§ 文字區塊:
肝內膽管癌-精準治療之發展

Development of Targeted Therapy in Intrahepatic Cholangiocarcinoma

肝內膽管癌(Intrahepatic cholangiocarcinoma, iCCA)占所有膽管癌(Cholan-giocarcinoma, CCA)約 35% [1],且發生率有逐年上升的趨勢。由於目前尚無理想的生物標定物 (biomarker) 來進行診斷、預後評估和選擇治療藥物的參考,導致預後不甚理想,三年死亡率高達 80%。在遺傳變異和環境因素的相互作用之下,導致複雜的致癌機制,因此增加標靶治療發展的困難度。
除了已知的 TP53, KRAS, BRAF, EGFR, PI3CA, PTEN 突變,利用次世代定序(next-generation sequencing, NGS) 技術發現肝內膽管癌其他獨特的基因變異,包括體細胞突變、拷貝數變異、基因融合...等現象。藉由基因層面上的進一步瞭解,將有助於在臨床上的診斷和治療發展。

The molecular markers and carcinogenesis of cholangiocarcinoma (CCA) have not been thoroughly investigated. Survival rate remains relatively poor for these patients. Intrahepatic cholangiocarcinoma (iCCA) is a relatively uncommon tumor, representing 35% of all cholangiocarcinoma. Further understanding of the genomic aspect of iCCA with biomarker-driven clinical trials that match thera-pies to targets are urgently needed.
Pan-cancer oncogene mutations, including TP53, KRAS, BRAF, EGFR,PI3CA, PTEN, have also been identified in iCCA. Advances in sequencing tech-nologies such as next-generation sequencing (NGS) has extended our understand-ing of genetic heterogeneity in iCCA. Results from NGS technology might help identify genetic variation for targeted therapeutics. This article discusses how the recent achievements in cancer genomics may advance diagnosis and therapy that ultimately improve patient outcome.

資料集項目:
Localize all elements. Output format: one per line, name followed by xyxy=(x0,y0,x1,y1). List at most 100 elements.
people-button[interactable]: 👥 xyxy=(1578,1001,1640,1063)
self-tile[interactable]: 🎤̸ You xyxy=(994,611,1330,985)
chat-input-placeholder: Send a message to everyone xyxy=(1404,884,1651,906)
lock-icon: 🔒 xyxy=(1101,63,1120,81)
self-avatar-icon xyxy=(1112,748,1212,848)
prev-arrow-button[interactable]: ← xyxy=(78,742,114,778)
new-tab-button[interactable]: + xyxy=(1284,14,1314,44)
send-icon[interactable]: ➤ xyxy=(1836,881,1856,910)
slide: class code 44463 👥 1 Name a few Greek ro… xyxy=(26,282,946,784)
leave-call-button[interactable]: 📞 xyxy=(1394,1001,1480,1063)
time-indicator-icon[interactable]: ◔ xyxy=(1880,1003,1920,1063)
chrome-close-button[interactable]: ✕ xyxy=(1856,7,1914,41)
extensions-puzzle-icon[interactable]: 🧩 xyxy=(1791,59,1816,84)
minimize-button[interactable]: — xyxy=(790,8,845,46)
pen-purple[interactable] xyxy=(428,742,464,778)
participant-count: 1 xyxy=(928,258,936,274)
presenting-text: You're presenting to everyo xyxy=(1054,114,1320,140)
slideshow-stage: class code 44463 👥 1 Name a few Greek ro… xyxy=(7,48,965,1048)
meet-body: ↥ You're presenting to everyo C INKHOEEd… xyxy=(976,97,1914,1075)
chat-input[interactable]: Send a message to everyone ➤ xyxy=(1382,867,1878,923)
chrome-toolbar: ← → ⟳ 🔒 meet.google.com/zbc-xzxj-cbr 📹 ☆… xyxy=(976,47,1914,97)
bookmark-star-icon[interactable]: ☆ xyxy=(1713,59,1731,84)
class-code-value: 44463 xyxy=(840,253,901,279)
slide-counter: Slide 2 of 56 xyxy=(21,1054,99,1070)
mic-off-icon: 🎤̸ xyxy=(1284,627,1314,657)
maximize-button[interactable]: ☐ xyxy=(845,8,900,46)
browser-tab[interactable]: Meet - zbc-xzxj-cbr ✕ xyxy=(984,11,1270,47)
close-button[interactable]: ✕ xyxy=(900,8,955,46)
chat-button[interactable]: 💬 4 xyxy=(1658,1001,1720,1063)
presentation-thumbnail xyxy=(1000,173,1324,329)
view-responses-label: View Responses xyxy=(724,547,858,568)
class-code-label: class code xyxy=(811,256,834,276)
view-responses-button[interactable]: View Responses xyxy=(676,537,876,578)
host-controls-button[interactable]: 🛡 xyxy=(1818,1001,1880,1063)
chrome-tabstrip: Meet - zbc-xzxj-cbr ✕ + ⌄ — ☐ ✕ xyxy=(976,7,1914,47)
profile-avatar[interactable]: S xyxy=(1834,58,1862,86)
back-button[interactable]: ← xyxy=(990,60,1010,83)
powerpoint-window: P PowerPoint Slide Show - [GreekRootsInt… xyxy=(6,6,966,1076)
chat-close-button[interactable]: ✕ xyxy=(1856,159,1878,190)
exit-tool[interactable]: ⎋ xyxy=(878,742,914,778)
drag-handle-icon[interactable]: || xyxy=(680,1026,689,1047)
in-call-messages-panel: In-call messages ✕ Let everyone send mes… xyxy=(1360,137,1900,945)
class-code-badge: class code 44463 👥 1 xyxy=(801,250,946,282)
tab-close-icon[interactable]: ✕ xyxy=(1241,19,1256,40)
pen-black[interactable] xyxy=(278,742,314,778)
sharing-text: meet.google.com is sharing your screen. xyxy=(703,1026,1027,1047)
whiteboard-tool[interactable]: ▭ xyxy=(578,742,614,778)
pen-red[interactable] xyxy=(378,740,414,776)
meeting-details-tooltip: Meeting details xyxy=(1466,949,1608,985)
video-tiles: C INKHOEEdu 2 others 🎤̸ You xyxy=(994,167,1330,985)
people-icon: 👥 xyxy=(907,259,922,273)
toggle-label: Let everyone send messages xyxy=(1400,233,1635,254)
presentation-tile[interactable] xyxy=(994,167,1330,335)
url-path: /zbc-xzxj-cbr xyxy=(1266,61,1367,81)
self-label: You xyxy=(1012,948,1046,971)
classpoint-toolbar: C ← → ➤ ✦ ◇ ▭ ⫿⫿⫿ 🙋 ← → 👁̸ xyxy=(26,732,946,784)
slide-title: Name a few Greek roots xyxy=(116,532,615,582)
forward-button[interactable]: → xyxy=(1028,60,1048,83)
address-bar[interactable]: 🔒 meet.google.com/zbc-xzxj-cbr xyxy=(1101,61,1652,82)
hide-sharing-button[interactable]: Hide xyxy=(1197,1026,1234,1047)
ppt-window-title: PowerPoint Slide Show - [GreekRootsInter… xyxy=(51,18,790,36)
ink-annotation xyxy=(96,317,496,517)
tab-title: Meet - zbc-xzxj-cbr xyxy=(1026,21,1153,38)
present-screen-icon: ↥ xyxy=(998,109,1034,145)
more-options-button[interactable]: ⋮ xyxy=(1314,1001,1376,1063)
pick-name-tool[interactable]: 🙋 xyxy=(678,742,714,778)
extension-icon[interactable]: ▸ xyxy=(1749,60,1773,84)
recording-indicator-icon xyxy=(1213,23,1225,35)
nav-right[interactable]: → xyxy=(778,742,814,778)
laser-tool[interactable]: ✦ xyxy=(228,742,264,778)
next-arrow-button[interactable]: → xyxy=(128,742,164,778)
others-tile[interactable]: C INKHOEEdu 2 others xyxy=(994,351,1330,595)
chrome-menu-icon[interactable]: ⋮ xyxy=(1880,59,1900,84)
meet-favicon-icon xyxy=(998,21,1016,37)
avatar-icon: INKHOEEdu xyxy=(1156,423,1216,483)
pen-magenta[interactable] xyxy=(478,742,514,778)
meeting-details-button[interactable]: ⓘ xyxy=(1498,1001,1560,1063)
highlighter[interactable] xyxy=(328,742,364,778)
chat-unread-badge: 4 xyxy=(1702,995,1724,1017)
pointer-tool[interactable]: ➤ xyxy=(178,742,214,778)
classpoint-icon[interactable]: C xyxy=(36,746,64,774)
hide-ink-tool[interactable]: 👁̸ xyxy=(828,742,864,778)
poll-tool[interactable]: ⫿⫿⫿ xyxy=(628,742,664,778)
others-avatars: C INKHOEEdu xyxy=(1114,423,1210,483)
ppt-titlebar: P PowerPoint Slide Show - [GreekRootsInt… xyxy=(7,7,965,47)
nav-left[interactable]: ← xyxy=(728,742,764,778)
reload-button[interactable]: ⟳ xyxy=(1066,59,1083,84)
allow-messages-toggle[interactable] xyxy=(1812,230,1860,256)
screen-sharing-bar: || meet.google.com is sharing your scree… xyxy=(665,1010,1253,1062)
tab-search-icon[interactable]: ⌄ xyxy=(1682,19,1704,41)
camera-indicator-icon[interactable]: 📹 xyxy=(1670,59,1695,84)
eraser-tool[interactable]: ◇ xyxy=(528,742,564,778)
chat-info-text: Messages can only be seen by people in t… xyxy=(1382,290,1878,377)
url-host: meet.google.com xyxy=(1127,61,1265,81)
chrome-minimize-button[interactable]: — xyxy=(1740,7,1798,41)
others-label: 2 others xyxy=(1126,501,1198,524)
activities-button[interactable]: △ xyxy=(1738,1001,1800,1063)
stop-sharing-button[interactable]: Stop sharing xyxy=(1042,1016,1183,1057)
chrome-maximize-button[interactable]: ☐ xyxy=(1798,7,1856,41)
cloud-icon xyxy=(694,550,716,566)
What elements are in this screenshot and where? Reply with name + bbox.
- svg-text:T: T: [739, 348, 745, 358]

§ 待辦任務:
將談肝內膽管癌精準治療的文章中以「除了已知的 TP53」開頭的段落改寫成條列式，保留其主要事實。 上述資料取自其他來源。

§ 本題解答:
- 肝內膽管癌已知有 TP53、KRAS、BRAF、EGFR、PI3CA、PTEN 突變。
- 次世代定序（NGS）技術發現了肝內膽管癌其他獨特的基因變異，包括體細胞突變、拷貝數變異、基因融合等。
- 進一步瞭解基因層面，有助於臨床上的診斷和治療發展。